***** Material provided
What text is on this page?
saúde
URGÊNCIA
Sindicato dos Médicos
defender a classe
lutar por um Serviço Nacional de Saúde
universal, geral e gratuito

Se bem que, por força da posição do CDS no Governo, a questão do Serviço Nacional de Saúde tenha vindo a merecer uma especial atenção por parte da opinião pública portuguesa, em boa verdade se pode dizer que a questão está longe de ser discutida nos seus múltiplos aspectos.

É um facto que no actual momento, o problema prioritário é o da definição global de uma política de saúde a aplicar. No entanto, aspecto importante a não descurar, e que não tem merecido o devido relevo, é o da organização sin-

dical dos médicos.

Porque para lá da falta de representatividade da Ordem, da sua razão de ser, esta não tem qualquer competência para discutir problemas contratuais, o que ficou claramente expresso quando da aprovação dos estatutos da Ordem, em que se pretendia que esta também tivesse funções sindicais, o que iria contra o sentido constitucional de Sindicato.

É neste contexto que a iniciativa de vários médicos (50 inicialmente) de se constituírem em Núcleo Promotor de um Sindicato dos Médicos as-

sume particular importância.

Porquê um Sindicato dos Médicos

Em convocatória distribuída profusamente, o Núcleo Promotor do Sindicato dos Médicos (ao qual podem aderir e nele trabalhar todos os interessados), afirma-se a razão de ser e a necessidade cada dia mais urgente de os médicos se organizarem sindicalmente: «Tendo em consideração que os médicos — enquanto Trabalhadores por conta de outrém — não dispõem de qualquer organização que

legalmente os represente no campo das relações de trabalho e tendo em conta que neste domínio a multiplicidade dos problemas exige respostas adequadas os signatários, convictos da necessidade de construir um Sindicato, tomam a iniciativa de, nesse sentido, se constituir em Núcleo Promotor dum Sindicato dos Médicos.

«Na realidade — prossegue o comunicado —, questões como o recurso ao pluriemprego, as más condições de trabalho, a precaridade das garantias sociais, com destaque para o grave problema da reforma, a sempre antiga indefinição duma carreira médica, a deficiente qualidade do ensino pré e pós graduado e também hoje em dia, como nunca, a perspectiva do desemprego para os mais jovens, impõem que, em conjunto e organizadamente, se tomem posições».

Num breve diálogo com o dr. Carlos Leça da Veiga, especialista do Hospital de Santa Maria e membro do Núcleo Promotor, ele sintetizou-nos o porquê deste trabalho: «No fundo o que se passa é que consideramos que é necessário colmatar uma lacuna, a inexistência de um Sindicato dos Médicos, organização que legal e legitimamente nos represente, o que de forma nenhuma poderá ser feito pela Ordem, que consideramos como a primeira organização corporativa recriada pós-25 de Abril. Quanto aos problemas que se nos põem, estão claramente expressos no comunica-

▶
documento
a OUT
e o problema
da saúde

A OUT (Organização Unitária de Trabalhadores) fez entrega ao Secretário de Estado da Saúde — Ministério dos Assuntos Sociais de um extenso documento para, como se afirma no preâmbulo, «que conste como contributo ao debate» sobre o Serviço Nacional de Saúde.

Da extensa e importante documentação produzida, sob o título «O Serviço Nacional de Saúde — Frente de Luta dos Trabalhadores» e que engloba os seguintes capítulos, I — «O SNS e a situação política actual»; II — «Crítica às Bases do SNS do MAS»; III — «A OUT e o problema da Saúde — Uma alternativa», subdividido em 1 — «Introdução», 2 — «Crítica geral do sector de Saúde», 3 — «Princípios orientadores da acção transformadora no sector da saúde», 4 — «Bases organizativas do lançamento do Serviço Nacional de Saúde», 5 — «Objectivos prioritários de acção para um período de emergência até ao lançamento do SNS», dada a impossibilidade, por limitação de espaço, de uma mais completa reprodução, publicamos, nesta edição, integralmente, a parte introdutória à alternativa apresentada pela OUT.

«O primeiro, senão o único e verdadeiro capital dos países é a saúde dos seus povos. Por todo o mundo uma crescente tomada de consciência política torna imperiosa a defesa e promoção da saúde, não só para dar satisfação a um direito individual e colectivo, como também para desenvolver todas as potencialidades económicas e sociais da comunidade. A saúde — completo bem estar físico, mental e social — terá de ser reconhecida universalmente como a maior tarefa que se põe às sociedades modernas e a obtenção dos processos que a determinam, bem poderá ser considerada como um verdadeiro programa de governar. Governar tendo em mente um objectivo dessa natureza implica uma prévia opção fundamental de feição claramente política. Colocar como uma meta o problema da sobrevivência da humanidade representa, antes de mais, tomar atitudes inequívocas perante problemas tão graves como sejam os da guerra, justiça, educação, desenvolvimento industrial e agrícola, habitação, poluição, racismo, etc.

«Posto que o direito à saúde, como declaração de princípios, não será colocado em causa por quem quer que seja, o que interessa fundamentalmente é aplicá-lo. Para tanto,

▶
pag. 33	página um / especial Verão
**********
Write the complete data out, exactly as above.

What text is on this page?
saúde
URGÊNCIA
Sindicato dos Médicos
defender a classe
lutar por um Serviço Nacional de Saúde
universal, geral e gratuito

Se bem que, por força da posição do CDS no Governo, a questão do Serviço Nacional de Saúde tenha vindo a merecer uma especial atenção por parte da opinião pública portuguesa, em boa verdade se pode dizer que a questão está longe de ser discutida nos seus múltiplos aspectos.

É um facto que no actual momento, o problema prioritário é o da definição global de uma política de saúde a aplicar. No entanto, aspecto importante a não descurar, e que não tem merecido o devido relevo, é o da organização sin-

dical dos médicos.

Porque para lá da falta de representatividade da Ordem, da sua razão de ser, esta não tem qualquer competência para discutir problemas contratuais, o que ficou claramente expresso quando da aprovação dos estatutos da Ordem, em que se pretendia que esta também tivesse funções sindicais, o que iria contra o sentido constitucional de Sindicato.

É neste contexto que a iniciativa de vários médicos (50 inicialmente) de se constituírem em Núcleo Promotor de um Sindicato dos Médicos as-

sume particular importância.

Porquê um Sindicato dos Médicos

Em convocatória distribuída profusamente, o Núcleo Promotor do Sindicato dos Médicos (ao qual podem aderir e nele trabalhar todos os interessados), afirma-se a razão de ser e a necessidade cada dia mais urgente de os médicos se organizarem sindicalmente: «Tendo em consideração que os médicos — enquanto Trabalhadores por conta de outrém — não dispõem de qualquer organização que

legalmente os represente no campo das relações de trabalho e tendo em conta que neste domínio a multiplicidade dos problemas exige respostas adequadas os signatários, convictos da necessidade de construir um Sindicato, tomam a iniciativa de, nesse sentido, se constituir em Núcleo Promotor dum Sindicato dos Médicos.

«Na realidade — prossegue o comunicado —, questões como o recurso ao pluriemprego, as más condições de trabalho, a precaridade das garantias sociais, com destaque para o grave problema da reforma, a sempre antiga indefinição duma carreira médica, a deficiente qualidade do ensino pré e pós graduado e também hoje em dia, como nunca, a perspectiva do desemprego para os mais jovens, impõem que, em conjunto e organizadamente, se tomem posições».

Num breve diálogo com o dr. Carlos Leça da Veiga, especialista do Hospital de Santa Maria e membro do Núcleo Promotor, ele sintetizou-nos o porquê deste trabalho: «No fundo o que se passa é que consideramos que é necessário colmatar uma lacuna, a inexistência de um Sindicato dos Médicos, organização que legal e legitimamente nos represente, o que de forma nenhuma poderá ser feito pela Ordem, que consideramos como a primeira organização corporativa recriada pós-25 de Abril. Quanto aos problemas que se nos põem, estão claramente expressos no comunica-

▶
documento
a OUT
e o problema
da saúde

A OUT (Organização Unitária de Trabalhadores) fez entrega ao Secretário de Estado da Saúde — Ministério dos Assuntos Sociais de um extenso documento para, como se afirma no preâmbulo, «que conste como contributo ao debate» sobre o Serviço Nacional de Saúde.

Da extensa e importante documentação produzida, sob o título «O Serviço Nacional de Saúde — Frente de Luta dos Trabalhadores» e que engloba os seguintes capítulos, I — «O SNS e a situação política actual»; II — «Crítica às Bases do SNS do MAS»; III — «A OUT e o problema da Saúde — Uma alternativa», subdividido em 1 — «Introdução», 2 — «Crítica geral do sector de Saúde», 3 — «Princípios orientadores da acção transformadora no sector da saúde», 4 — «Bases organizativas do lançamento do Serviço Nacional de Saúde», 5 — «Objectivos prioritários de acção para um período de emergência até ao lançamento do SNS», dada a impossibilidade, por limitação de espaço, de uma mais completa reprodução, publicamos, nesta edição, integralmente, a parte introdutória à alternativa apresentada pela OUT.

«O primeiro, senão o único e verdadeiro capital dos países é a saúde dos seus povos. Por todo o mundo uma crescente tomada de consciência política torna imperiosa a defesa e promoção da saúde, não só para dar satisfação a um direito individual e colectivo, como também para desenvolver todas as potencialidades económicas e sociais da comunidade. A saúde — completo bem estar físico, mental e social — terá de ser reconhecida universalmente como a maior tarefa que se põe às sociedades modernas e a obtenção dos processos que a determinam, bem poderá ser considerada como um verdadeiro programa de governar. Governar tendo em mente um objectivo dessa natureza implica uma prévia opção fundamental de feição claramente política. Colocar como uma meta o problema da sobrevivência da humanidade representa, antes de mais, tomar atitudes inequívocas perante problemas tão graves como sejam os da guerra, justiça, educação, desenvolvimento industrial e agrícola, habitação, poluição, racismo, etc.

«Posto que o direito à saúde, como declaração de princípios, não será colocado em causa por quem quer que seja, o que interessa fundamentalmente é aplicá-lo. Para tanto,

▶
pag. 33	página um / especial Verão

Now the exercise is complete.